## LISTED RECORDS

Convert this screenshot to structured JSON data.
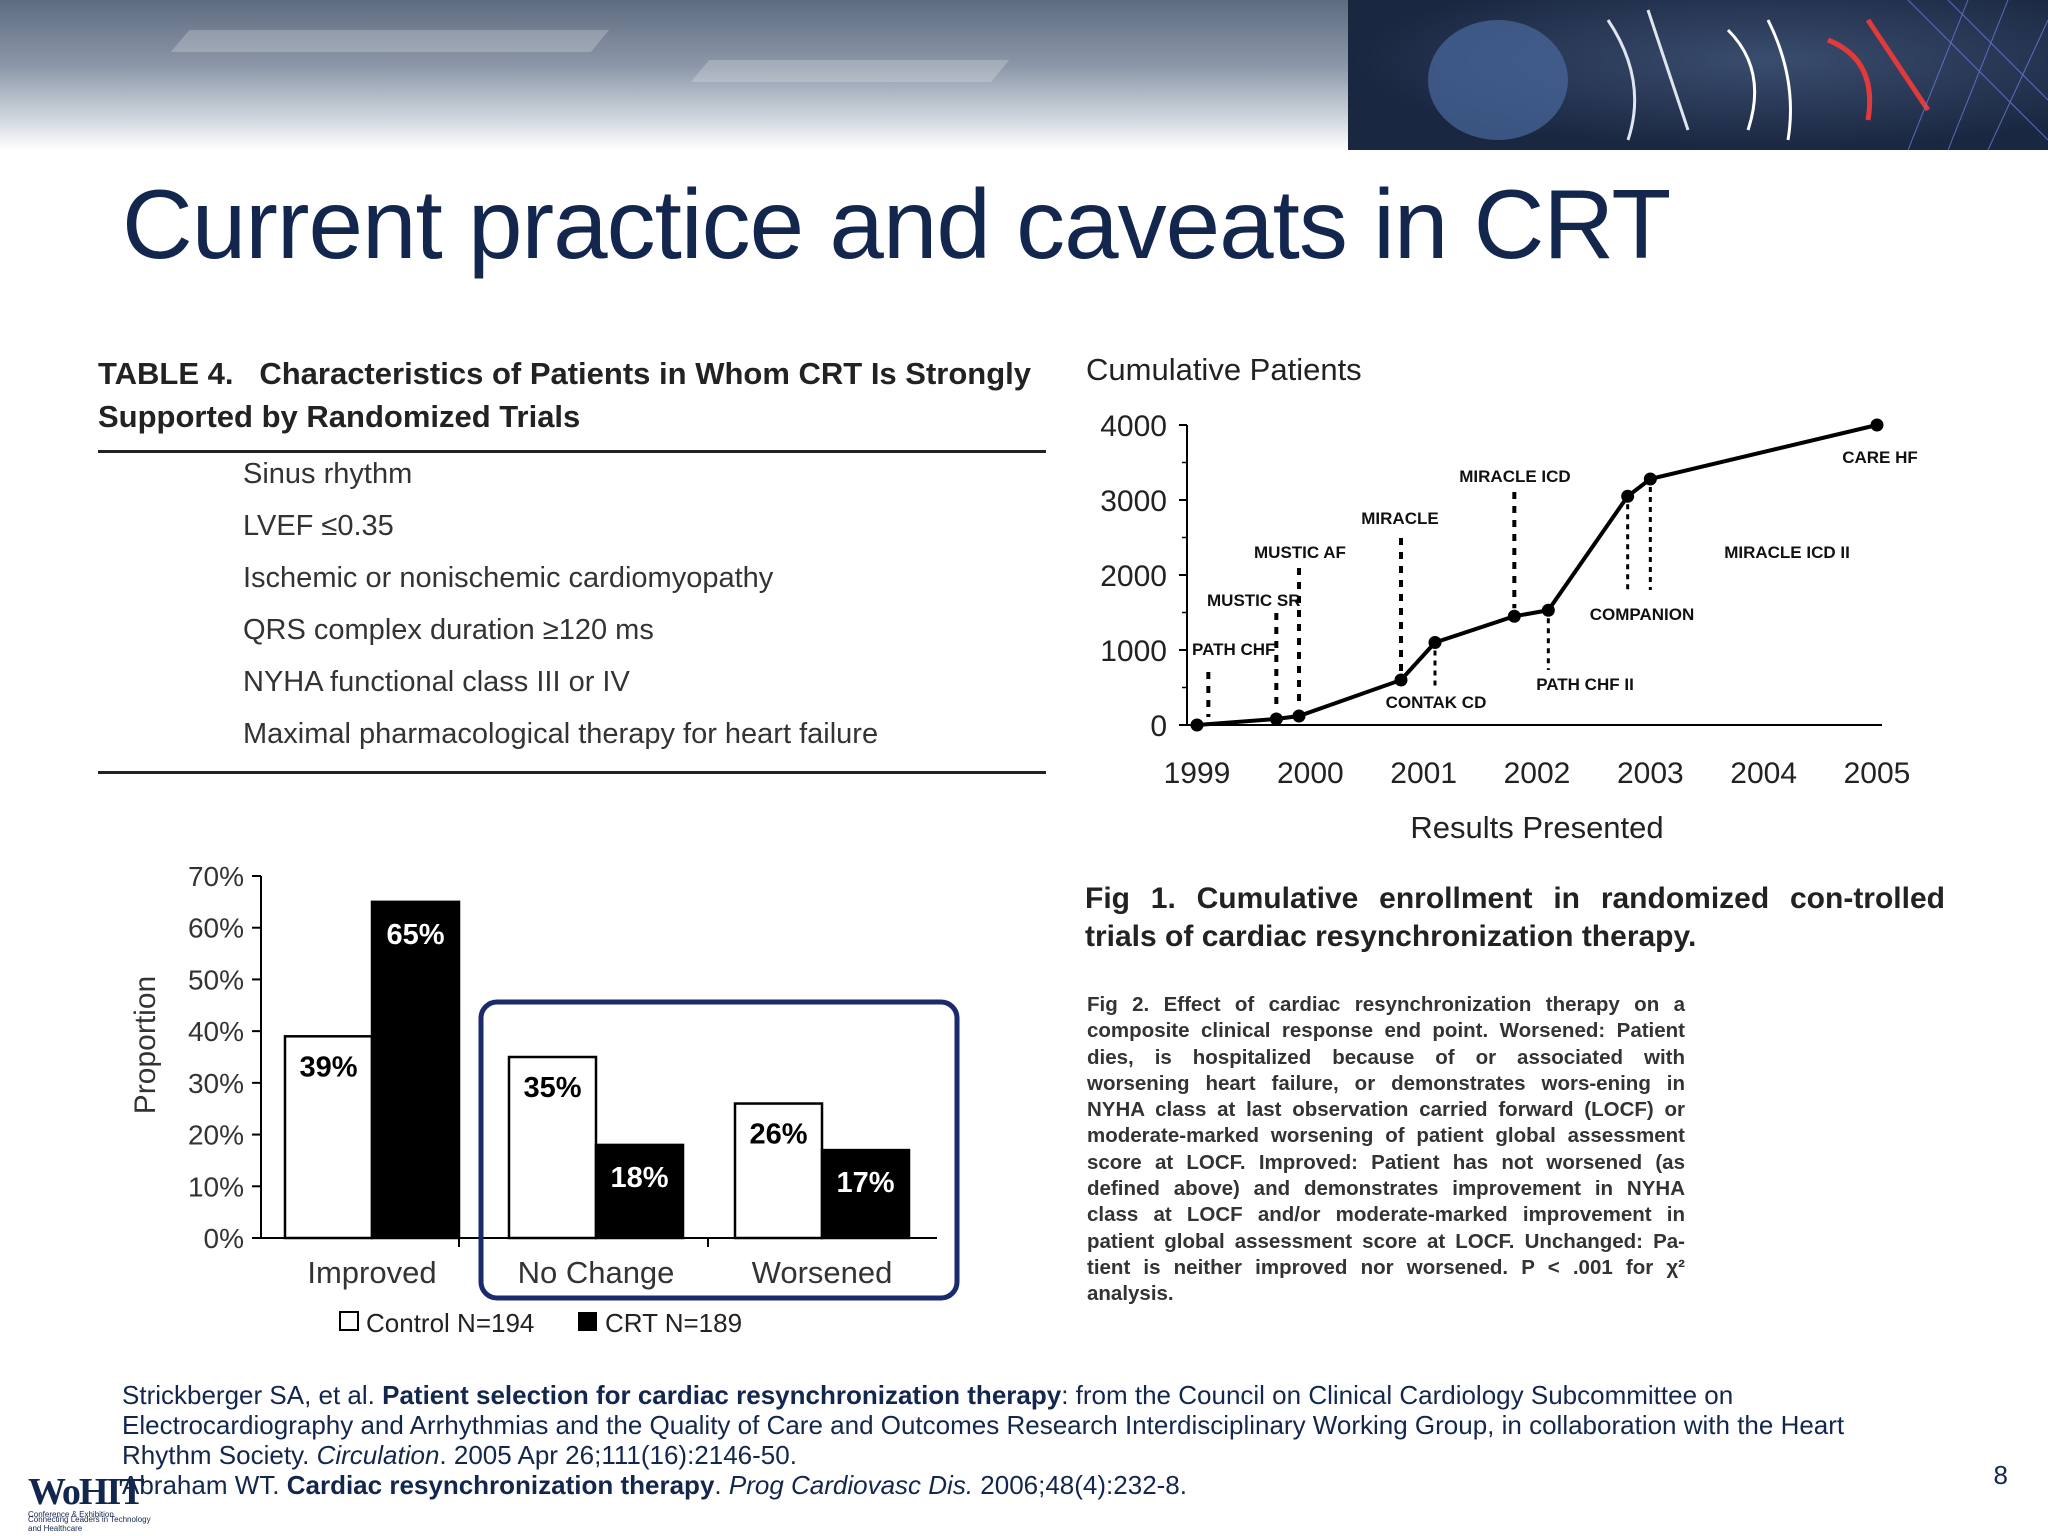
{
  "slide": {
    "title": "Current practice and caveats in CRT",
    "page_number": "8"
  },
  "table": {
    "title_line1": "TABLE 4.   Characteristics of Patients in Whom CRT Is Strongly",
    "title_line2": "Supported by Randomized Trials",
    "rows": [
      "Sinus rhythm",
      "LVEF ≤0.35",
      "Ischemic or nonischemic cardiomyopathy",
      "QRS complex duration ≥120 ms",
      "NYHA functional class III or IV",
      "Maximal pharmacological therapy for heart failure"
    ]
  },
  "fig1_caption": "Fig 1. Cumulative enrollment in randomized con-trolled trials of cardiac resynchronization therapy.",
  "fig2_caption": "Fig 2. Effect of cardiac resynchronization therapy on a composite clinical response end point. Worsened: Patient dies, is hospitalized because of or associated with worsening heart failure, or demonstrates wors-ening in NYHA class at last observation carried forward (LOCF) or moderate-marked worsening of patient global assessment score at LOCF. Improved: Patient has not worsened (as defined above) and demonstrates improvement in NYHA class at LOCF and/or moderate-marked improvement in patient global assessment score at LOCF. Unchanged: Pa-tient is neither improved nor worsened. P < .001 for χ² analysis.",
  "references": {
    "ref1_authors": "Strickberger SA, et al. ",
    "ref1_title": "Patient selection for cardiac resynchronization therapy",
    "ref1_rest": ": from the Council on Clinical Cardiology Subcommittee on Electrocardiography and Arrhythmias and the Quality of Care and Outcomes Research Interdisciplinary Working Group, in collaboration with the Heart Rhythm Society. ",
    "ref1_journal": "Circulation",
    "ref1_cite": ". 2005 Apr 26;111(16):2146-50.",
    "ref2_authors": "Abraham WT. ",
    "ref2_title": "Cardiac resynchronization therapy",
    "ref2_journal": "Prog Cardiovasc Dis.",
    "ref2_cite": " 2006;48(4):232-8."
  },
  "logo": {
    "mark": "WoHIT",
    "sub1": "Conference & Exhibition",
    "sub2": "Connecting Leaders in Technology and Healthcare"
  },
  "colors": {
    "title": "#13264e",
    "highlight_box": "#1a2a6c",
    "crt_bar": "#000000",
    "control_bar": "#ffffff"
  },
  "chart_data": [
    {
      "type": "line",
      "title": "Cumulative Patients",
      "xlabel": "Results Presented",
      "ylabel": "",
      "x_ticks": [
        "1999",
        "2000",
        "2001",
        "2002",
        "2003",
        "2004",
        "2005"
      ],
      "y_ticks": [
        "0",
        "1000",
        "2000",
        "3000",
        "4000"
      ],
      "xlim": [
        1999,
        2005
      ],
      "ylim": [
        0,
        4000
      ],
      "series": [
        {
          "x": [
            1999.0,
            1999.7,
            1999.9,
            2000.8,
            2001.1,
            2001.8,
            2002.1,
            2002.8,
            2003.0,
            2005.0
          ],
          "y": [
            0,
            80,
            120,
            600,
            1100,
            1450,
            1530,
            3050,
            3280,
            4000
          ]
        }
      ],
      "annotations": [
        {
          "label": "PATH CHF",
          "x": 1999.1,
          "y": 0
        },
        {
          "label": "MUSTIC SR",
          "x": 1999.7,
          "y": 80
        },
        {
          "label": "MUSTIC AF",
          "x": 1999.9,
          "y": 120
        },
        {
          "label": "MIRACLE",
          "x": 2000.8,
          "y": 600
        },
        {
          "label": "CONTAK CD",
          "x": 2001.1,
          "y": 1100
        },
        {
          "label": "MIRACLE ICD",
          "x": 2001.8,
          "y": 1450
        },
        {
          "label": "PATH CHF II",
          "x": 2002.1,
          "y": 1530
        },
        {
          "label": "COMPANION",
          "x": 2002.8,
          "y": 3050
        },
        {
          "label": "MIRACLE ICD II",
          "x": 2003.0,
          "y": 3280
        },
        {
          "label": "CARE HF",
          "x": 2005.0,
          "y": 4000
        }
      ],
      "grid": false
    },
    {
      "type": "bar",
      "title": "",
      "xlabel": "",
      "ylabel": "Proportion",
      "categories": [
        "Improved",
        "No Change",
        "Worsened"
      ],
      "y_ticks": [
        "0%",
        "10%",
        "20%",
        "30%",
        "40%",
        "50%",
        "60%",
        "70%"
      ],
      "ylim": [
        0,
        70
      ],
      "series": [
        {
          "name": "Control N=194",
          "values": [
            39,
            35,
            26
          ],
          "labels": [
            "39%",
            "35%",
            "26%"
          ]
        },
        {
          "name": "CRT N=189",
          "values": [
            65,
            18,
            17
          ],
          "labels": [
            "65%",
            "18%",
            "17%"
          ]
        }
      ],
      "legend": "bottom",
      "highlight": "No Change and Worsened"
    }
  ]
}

## WHAT IS BEING ASKED
Render all entries verbatim, excluding any pictures they hold.

## COMPLETED TASK
Convert this screenshot to structured JSON data.
{
  "slide": {
    "title": "Current practice and caveats in CRT",
    "page_number": "8"
  },
  "table": {
    "title_line1": "TABLE 4.   Characteristics of Patients in Whom CRT Is Strongly",
    "title_line2": "Supported by Randomized Trials",
    "rows": [
      "Sinus rhythm",
      "LVEF ≤0.35",
      "Ischemic or nonischemic cardiomyopathy",
      "QRS complex duration ≥120 ms",
      "NYHA functional class III or IV",
      "Maximal pharmacological therapy for heart failure"
    ]
  },
  "fig1_caption": "Fig 1. Cumulative enrollment in randomized con-trolled trials of cardiac resynchronization therapy.",
  "fig2_caption": "Fig 2. Effect of cardiac resynchronization therapy on a composite clinical response end point. Worsened: Patient dies, is hospitalized because of or associated with worsening heart failure, or demonstrates wors-ening in NYHA class at last observation carried forward (LOCF) or moderate-marked worsening of patient global assessment score at LOCF. Improved: Patient has not worsened (as defined above) and demonstrates improvement in NYHA class at LOCF and/or moderate-marked improvement in patient global assessment score at LOCF. Unchanged: Pa-tient is neither improved nor worsened. P < .001 for χ² analysis.",
  "references": {
    "ref1_authors": "Strickberger SA, et al. ",
    "ref1_title": "Patient selection for cardiac resynchronization therapy",
    "ref1_rest": ": from the Council on Clinical Cardiology Subcommittee on Electrocardiography and Arrhythmias and the Quality of Care and Outcomes Research Interdisciplinary Working Group, in collaboration with the Heart Rhythm Society. ",
    "ref1_journal": "Circulation",
    "ref1_cite": ". 2005 Apr 26;111(16):2146-50.",
    "ref2_authors": "Abraham WT. ",
    "ref2_title": "Cardiac resynchronization therapy",
    "ref2_journal": "Prog Cardiovasc Dis.",
    "ref2_cite": " 2006;48(4):232-8."
  },
  "logo": {
    "mark": "WoHIT",
    "sub1": "Conference & Exhibition",
    "sub2": "Connecting Leaders in Technology and Healthcare"
  },
  "colors": {
    "title": "#13264e",
    "highlight_box": "#1a2a6c",
    "crt_bar": "#000000",
    "control_bar": "#ffffff"
  },
  "chart_data": [
    {
      "type": "line",
      "title": "Cumulative Patients",
      "xlabel": "Results Presented",
      "ylabel": "",
      "x_ticks": [
        "1999",
        "2000",
        "2001",
        "2002",
        "2003",
        "2004",
        "2005"
      ],
      "y_ticks": [
        "0",
        "1000",
        "2000",
        "3000",
        "4000"
      ],
      "xlim": [
        1999,
        2005
      ],
      "ylim": [
        0,
        4000
      ],
      "series": [
        {
          "x": [
            1999.0,
            1999.7,
            1999.9,
            2000.8,
            2001.1,
            2001.8,
            2002.1,
            2002.8,
            2003.0,
            2005.0
          ],
          "y": [
            0,
            80,
            120,
            600,
            1100,
            1450,
            1530,
            3050,
            3280,
            4000
          ]
        }
      ],
      "annotations": [
        {
          "label": "PATH CHF",
          "x": 1999.1,
          "y": 0
        },
        {
          "label": "MUSTIC SR",
          "x": 1999.7,
          "y": 80
        },
        {
          "label": "MUSTIC AF",
          "x": 1999.9,
          "y": 120
        },
        {
          "label": "MIRACLE",
          "x": 2000.8,
          "y": 600
        },
        {
          "label": "CONTAK CD",
          "x": 2001.1,
          "y": 1100
        },
        {
          "label": "MIRACLE ICD",
          "x": 2001.8,
          "y": 1450
        },
        {
          "label": "PATH CHF II",
          "x": 2002.1,
          "y": 1530
        },
        {
          "label": "COMPANION",
          "x": 2002.8,
          "y": 3050
        },
        {
          "label": "MIRACLE ICD II",
          "x": 2003.0,
          "y": 3280
        },
        {
          "label": "CARE HF",
          "x": 2005.0,
          "y": 4000
        }
      ],
      "grid": false
    },
    {
      "type": "bar",
      "title": "",
      "xlabel": "",
      "ylabel": "Proportion",
      "categories": [
        "Improved",
        "No Change",
        "Worsened"
      ],
      "y_ticks": [
        "0%",
        "10%",
        "20%",
        "30%",
        "40%",
        "50%",
        "60%",
        "70%"
      ],
      "ylim": [
        0,
        70
      ],
      "series": [
        {
          "name": "Control N=194",
          "values": [
            39,
            35,
            26
          ],
          "labels": [
            "39%",
            "35%",
            "26%"
          ]
        },
        {
          "name": "CRT N=189",
          "values": [
            65,
            18,
            17
          ],
          "labels": [
            "65%",
            "18%",
            "17%"
          ]
        }
      ],
      "legend": "bottom",
      "highlight": "No Change and Worsened"
    }
  ]
}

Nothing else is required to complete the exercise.